WHAT YOU WILL DO. Give back a single number, the count of lines containing the word "فذكره".

INFORMATION PROVIDED.
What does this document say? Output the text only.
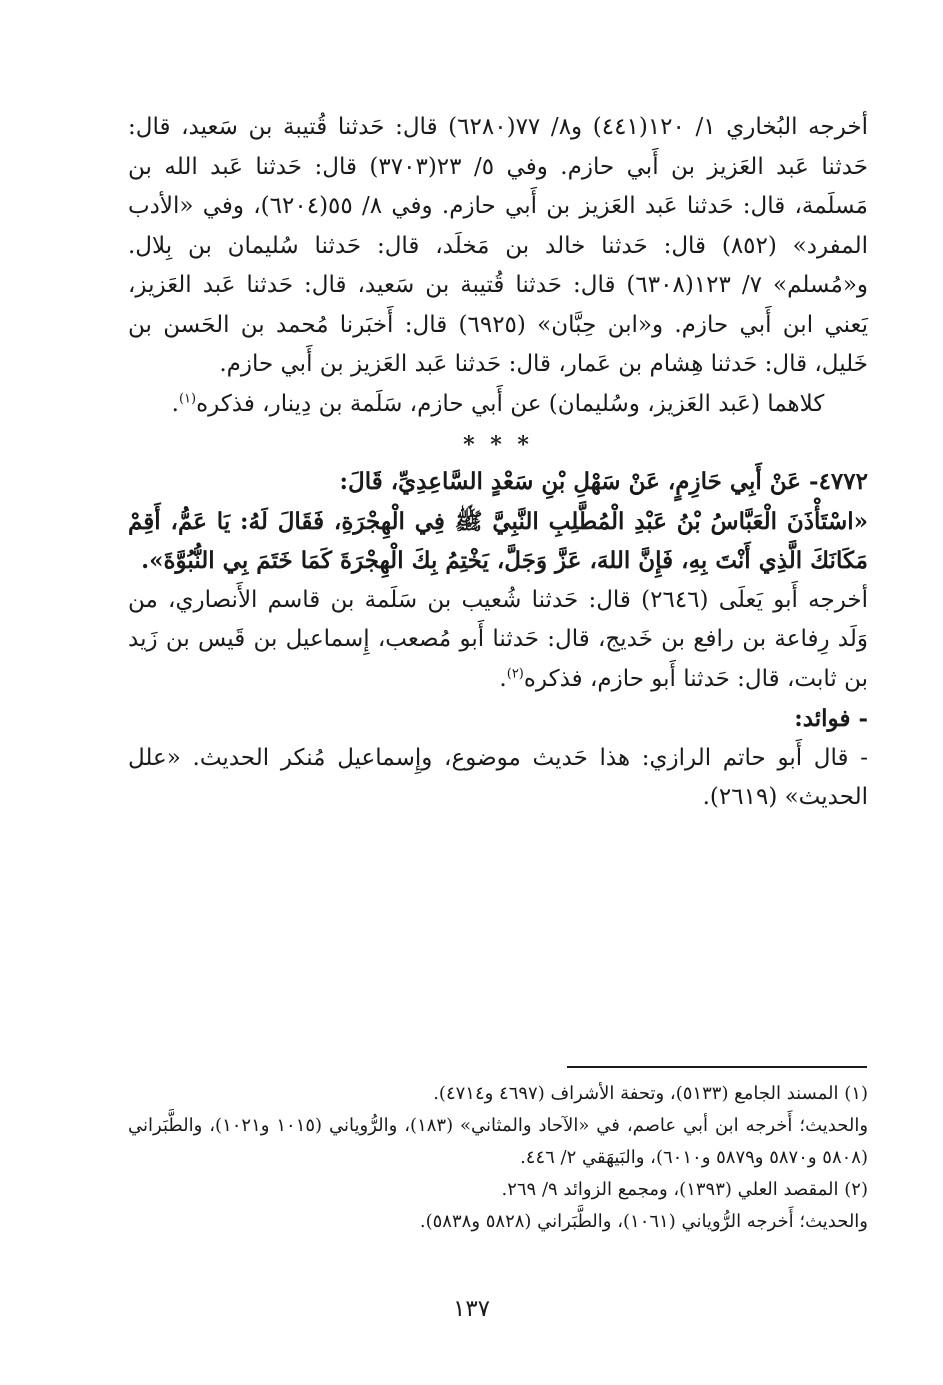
أخرجه البُخاري ١/ ١٢٠(٤٤١) و٨/ ٧٧(٦٢٨٠) قال: حَدثنا قُتيبة بن سَعيد، قال: حَدثنا عَبد العَزيز بن أَبي حازم. وفي ٥/ ٢٣(٣٧٠٣) قال: حَدثنا عَبد الله بن مَسلَمة، قال: حَدثنا عَبد العَزيز بن أَبي حازم. وفي ٨/ ٥٥(٦٢٠٤)، وفي «الأدب المفرد» (٨٥٢) قال: حَدثنا خالد بن مَخلَد، قال: حَدثنا سُليمان بن بِلال. و«مُسلم» ٧/ ١٢٣(٦٣٠٨) قال: حَدثنا قُتيبة بن سَعيد، قال: حَدثنا عَبد العَزيز، يَعني ابن أَبي حازم. و«ابن حِبَّان» (٦٩٢٥) قال: أَخبَرنا مُحمد بن الحَسن بن خَليل، قال: حَدثنا هِشام بن عَمار، قال: حَدثنا عَبد العَزيز بن أَبي حازم.

كلاهما (عَبد العَزيز، وسُليمان) عن أَبي حازم، سَلَمة بن دِينار، فذكره$^{(١)}$.

* * *

٤٧٧٢- عَنْ أَبِي حَازِمٍ، عَنْ سَهْلِ بْنِ سَعْدٍ السَّاعِدِيِّ، قَالَ:

«اسْتَأْذَنَ الْعَبَّاسُ بْنُ عَبْدِ الْمُطَّلِبِ النَّبِيَّ ﷺ فِي الْهِجْرَةِ، فَقَالَ لَهُ: يَا عَمُّ، أَقِمْ مَكَانَكَ الَّذِي أَنْتَ بِهِ، فَإِنَّ اللهَ، عَزَّ وَجَلَّ، يَخْتِمُ بِكَ الْهِجْرَةَ كَمَا خَتَمَ بِي النُّبُوَّةَ».

أخرجه أَبو يَعلَى (٢٦٤٦) قال: حَدثنا شُعيب بن سَلَمة بن قاسم الأَنصاري، من وَلَد رِفاعة بن رافع بن خَديج، قال: حَدثنا أَبو مُصعب، إِسماعيل بن قَيس بن زَيد بن ثابت، قال: حَدثنا أَبو حازم، فذكره$^{(٢)}$.

- فوائد:

- قال أَبو حاتم الرازي: هذا حَديث موضوع، وإِسماعيل مُنكر الحديث. «علل الحديث» (٢٦١٩).

(١) المسند الجامع (٥١٣٣)، وتحفة الأشراف (٤٦٩٧ و٤٧١٤).

والحديث؛ أَخرجه ابن أبي عاصم، في «الآحاد والمثاني» (١٨٣)، والرُّوياني (١٠١٥ و١٠٢١)، والطَّبَراني (٥٨٠٨ و٥٨٧٠ و٥٨٧٩ و٦٠١٠)، والبَيهَقي ٢/ ٤٤٦.

(٢) المقصد العلي (١٣٩٣)، ومجمع الزوائد ٩/ ٢٦٩.

والحديث؛ أَخرجه الرُّوياني (١٠٦١)، والطَّبَراني (٥٨٢٨ و٥٨٣٨).

١٣٧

EXPECTED ANSWER. 2